• TO DO: Check each line of the records for "platepar"; collect those that have it.

• GIVEN DATA:
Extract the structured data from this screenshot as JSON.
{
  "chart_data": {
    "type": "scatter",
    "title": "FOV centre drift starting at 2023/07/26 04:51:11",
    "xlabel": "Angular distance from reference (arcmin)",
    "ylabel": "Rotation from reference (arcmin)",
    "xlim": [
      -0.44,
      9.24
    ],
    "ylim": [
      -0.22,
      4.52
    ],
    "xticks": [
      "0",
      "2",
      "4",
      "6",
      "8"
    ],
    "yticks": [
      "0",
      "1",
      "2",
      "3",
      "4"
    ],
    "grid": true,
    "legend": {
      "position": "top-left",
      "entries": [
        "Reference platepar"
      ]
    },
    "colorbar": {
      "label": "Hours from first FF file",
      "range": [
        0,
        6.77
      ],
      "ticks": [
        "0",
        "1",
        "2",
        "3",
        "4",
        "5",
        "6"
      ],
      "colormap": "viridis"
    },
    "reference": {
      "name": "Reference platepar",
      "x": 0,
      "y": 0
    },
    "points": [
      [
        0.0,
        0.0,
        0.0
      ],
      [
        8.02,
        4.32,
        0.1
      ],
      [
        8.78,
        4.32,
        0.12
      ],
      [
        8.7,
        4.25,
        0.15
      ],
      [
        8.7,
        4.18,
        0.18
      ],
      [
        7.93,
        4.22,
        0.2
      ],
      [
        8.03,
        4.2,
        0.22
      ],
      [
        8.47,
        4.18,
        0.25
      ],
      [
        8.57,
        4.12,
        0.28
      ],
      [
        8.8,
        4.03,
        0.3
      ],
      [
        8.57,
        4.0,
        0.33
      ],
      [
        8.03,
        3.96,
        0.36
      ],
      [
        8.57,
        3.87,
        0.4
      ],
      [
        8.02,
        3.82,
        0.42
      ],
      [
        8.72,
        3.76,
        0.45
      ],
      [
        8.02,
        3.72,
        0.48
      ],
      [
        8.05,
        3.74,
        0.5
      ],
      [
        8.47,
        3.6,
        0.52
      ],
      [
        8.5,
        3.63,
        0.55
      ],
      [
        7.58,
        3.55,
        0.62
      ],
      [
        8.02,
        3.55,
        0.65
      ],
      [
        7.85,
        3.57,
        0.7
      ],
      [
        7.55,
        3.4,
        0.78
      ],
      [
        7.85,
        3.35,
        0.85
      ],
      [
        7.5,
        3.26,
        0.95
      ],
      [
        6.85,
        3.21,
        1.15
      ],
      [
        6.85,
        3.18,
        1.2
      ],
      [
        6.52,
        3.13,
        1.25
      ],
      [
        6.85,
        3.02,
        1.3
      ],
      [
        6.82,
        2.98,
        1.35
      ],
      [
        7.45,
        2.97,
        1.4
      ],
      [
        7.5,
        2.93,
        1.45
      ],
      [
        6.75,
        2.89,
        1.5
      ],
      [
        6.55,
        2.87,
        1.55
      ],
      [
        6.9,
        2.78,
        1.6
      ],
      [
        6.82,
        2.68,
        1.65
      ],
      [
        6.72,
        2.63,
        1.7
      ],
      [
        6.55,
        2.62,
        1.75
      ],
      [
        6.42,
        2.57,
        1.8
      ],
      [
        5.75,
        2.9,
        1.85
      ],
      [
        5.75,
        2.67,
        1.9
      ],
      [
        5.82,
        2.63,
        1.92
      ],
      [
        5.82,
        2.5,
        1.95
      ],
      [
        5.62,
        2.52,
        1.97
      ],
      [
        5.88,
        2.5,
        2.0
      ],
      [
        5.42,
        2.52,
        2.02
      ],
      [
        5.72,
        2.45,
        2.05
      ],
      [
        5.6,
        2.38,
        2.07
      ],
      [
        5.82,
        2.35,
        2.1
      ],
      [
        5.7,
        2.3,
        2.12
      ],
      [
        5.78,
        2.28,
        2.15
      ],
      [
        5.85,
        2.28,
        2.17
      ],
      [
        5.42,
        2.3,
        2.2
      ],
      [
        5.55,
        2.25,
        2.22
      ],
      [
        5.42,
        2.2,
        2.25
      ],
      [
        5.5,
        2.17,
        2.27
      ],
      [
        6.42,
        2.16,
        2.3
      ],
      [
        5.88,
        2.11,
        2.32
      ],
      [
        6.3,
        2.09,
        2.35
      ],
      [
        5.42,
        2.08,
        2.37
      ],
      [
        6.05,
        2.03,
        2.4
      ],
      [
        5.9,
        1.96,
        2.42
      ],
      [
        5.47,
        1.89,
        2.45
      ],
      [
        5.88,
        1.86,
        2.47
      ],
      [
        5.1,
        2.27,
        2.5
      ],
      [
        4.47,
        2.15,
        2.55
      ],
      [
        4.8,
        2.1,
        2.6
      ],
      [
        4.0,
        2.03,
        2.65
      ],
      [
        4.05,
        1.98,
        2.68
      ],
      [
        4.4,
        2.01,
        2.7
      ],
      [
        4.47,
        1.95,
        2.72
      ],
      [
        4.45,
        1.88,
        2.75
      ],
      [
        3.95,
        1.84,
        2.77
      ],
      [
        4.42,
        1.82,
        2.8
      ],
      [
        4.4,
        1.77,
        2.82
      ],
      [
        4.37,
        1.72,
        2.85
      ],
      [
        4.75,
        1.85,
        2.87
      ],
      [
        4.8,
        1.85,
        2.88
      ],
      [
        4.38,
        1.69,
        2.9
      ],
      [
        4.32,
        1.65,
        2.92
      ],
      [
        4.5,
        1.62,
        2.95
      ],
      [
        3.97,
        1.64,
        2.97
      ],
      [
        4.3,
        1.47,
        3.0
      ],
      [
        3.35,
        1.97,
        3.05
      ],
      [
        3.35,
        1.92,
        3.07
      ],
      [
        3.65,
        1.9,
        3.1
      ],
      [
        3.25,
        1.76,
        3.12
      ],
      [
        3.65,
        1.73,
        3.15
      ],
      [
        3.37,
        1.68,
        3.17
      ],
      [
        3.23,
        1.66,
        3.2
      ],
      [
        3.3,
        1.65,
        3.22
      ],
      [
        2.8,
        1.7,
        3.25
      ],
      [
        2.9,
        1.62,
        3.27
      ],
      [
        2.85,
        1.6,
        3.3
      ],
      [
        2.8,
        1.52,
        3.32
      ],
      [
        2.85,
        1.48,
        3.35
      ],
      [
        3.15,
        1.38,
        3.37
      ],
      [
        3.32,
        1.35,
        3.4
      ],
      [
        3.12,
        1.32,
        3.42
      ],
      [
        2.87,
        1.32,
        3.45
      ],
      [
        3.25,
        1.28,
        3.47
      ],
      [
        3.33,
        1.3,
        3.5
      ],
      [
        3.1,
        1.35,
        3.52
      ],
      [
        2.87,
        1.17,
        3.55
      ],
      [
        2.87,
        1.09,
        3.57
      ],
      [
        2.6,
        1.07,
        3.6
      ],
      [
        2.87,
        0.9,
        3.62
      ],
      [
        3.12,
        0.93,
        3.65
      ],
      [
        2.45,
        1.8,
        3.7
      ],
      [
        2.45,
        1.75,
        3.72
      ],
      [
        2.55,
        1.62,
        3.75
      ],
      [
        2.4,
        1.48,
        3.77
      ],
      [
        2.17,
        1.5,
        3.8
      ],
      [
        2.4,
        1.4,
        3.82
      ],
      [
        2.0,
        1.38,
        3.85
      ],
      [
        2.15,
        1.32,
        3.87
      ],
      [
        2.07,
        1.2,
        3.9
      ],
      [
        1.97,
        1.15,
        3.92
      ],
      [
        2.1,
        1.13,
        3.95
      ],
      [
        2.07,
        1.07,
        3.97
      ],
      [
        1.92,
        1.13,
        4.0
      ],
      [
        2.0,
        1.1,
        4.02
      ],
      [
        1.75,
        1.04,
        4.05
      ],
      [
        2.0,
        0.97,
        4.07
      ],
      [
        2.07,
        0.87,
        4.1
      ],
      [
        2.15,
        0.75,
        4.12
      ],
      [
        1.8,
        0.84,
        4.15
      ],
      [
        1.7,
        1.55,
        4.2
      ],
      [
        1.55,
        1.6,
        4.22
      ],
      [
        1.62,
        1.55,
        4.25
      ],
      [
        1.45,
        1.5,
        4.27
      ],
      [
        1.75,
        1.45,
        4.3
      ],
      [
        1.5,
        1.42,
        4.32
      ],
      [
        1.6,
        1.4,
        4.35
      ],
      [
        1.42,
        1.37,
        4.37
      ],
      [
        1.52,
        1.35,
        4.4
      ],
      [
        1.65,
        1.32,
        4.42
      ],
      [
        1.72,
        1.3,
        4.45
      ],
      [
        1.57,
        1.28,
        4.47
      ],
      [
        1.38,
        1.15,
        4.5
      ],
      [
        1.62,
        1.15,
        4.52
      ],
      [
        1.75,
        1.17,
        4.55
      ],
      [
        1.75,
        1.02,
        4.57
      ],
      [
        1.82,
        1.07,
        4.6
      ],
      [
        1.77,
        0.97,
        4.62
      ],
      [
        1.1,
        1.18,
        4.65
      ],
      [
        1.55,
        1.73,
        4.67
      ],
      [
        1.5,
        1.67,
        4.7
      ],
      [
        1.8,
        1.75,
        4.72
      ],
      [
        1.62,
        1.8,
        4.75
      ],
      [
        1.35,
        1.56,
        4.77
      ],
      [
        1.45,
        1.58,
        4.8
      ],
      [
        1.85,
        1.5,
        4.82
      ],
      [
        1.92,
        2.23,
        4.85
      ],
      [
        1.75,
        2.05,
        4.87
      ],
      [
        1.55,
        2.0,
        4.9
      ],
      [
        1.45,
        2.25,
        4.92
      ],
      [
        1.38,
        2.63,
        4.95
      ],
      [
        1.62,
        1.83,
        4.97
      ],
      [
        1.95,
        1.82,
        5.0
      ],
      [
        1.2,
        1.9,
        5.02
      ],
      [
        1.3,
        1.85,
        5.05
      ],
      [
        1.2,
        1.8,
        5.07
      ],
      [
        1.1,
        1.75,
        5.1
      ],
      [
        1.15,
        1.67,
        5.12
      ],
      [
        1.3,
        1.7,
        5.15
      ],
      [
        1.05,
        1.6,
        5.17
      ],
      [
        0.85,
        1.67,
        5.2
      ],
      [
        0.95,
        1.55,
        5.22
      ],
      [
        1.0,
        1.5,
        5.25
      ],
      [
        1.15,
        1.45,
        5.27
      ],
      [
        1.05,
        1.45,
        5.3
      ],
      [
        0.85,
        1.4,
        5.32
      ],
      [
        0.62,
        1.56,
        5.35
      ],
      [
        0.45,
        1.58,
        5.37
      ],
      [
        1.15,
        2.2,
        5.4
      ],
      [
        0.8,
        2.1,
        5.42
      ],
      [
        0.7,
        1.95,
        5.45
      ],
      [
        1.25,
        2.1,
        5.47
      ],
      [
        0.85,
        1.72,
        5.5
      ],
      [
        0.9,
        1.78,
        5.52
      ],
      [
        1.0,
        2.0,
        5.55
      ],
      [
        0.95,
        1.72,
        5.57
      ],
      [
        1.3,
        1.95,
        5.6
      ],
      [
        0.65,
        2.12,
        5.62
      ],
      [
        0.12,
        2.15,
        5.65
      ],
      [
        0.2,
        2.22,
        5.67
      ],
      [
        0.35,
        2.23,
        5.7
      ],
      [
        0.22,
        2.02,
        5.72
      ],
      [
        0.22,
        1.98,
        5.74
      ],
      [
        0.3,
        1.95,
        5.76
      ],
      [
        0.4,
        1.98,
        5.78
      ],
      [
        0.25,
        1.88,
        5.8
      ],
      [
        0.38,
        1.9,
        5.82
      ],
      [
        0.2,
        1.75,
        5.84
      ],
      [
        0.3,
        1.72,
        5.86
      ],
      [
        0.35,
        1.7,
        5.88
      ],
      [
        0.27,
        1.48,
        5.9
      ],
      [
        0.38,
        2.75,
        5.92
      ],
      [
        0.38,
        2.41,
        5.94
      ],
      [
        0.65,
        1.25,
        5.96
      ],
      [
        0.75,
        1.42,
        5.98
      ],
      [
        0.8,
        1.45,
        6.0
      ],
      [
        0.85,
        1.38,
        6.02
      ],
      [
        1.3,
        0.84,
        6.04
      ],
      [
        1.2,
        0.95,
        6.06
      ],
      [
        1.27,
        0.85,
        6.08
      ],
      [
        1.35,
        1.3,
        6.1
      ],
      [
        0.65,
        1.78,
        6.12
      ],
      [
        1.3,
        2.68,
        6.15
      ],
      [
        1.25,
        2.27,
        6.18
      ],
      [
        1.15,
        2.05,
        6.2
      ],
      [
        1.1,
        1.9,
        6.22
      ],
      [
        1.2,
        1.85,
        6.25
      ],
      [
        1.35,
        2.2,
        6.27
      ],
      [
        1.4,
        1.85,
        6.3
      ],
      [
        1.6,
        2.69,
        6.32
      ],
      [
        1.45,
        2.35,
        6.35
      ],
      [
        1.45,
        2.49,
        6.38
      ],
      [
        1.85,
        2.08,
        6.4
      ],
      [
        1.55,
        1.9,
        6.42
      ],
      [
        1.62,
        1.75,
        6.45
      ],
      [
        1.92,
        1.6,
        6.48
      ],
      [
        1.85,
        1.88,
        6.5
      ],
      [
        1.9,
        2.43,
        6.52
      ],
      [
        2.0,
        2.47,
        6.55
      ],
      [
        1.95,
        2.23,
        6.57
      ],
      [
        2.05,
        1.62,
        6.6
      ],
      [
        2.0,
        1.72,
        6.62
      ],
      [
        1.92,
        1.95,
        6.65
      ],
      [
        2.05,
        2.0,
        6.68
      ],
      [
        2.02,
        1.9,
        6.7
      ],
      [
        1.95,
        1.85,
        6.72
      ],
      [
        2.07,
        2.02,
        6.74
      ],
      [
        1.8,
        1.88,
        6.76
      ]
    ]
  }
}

• RESPONSE TO THIS EXERCISE:
        "Reference platepar"
      "name": "Reference platepar",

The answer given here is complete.